<<<<
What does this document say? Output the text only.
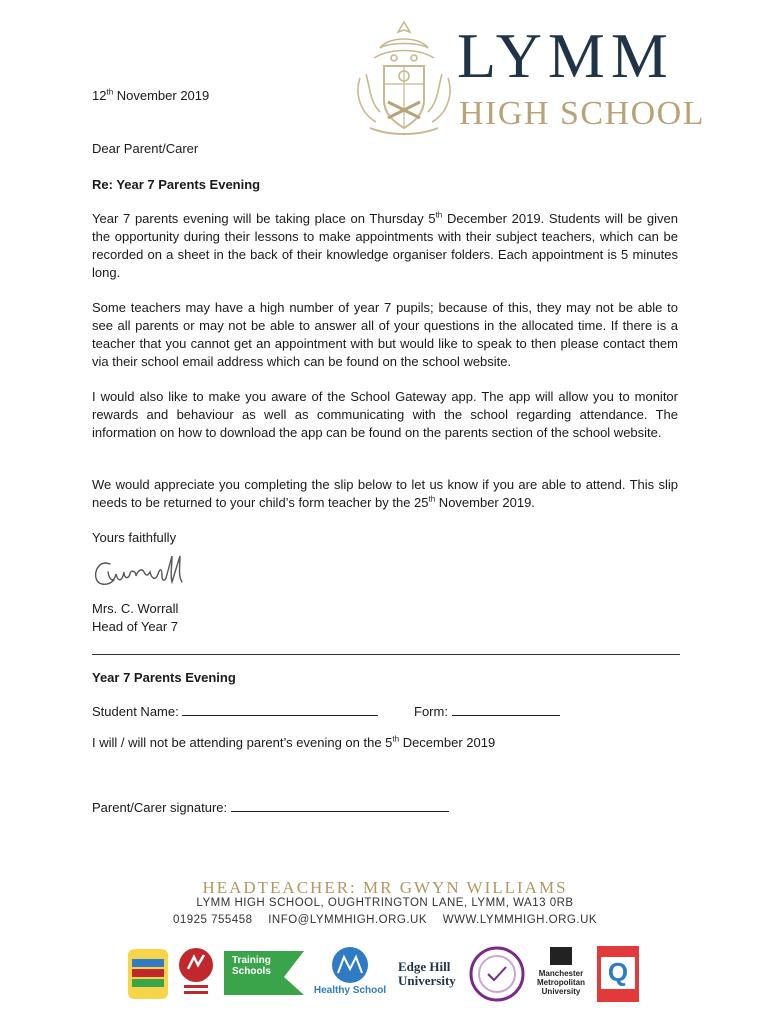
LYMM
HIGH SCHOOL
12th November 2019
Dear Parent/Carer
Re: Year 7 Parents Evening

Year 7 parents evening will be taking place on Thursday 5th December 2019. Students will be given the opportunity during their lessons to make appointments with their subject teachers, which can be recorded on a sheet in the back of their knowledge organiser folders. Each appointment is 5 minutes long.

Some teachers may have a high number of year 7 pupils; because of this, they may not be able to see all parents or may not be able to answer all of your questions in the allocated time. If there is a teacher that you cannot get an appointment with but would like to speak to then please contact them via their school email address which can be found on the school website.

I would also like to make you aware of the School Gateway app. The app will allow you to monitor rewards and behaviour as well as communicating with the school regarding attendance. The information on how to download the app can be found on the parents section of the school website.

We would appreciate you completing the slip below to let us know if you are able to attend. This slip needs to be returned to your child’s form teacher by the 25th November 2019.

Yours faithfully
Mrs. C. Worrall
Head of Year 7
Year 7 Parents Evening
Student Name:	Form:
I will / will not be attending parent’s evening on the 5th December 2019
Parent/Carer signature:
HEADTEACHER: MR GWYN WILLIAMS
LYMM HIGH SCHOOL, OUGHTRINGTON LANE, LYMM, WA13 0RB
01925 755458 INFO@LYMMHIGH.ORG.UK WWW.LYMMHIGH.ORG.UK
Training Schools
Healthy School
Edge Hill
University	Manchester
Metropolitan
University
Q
>>>>
■ **DO THIS**
Copy every line from the records above that contains the word "Carer".

■ **TASK RESULT**
Dear Parent/Carer
Parent/Carer signature:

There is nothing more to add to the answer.